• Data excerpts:

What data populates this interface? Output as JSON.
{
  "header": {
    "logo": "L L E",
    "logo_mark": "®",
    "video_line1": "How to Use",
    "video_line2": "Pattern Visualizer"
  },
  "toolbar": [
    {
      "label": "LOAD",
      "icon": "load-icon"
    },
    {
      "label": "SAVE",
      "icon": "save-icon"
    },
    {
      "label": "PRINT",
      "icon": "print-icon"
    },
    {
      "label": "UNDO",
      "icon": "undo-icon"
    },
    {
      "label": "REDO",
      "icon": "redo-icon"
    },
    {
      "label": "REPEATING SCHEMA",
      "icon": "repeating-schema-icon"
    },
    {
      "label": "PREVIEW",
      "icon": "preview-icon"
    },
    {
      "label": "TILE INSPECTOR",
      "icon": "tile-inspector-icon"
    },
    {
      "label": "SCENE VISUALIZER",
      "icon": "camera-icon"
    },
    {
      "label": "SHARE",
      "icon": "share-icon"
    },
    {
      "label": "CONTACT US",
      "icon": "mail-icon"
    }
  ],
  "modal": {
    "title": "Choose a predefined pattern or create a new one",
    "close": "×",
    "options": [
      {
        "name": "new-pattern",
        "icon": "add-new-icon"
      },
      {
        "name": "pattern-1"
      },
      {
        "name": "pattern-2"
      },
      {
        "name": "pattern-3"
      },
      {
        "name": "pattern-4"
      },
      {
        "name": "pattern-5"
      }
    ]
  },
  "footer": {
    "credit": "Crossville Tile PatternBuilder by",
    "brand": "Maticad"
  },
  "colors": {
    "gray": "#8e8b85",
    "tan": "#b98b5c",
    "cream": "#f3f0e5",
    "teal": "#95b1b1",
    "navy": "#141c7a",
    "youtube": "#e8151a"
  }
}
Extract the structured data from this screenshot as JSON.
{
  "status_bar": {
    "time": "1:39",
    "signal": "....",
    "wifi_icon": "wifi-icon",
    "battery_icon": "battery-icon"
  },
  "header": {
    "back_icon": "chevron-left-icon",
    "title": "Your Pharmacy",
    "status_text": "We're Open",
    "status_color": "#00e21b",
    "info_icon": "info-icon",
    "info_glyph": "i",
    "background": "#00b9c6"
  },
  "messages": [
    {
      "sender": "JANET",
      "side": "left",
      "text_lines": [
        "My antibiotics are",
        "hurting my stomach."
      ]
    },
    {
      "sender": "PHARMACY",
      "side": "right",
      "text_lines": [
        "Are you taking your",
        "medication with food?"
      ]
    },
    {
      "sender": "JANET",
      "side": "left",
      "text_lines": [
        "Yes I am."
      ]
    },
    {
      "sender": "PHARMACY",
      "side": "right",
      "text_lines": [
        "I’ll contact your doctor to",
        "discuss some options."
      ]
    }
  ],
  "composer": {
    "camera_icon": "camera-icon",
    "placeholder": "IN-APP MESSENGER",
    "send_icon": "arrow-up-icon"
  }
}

• Given instruction: Show the lines that mention the word "JSON".

• Expected output:
What data populates this interface? Output as JSON.
Extract the structured data from this screenshot as JSON.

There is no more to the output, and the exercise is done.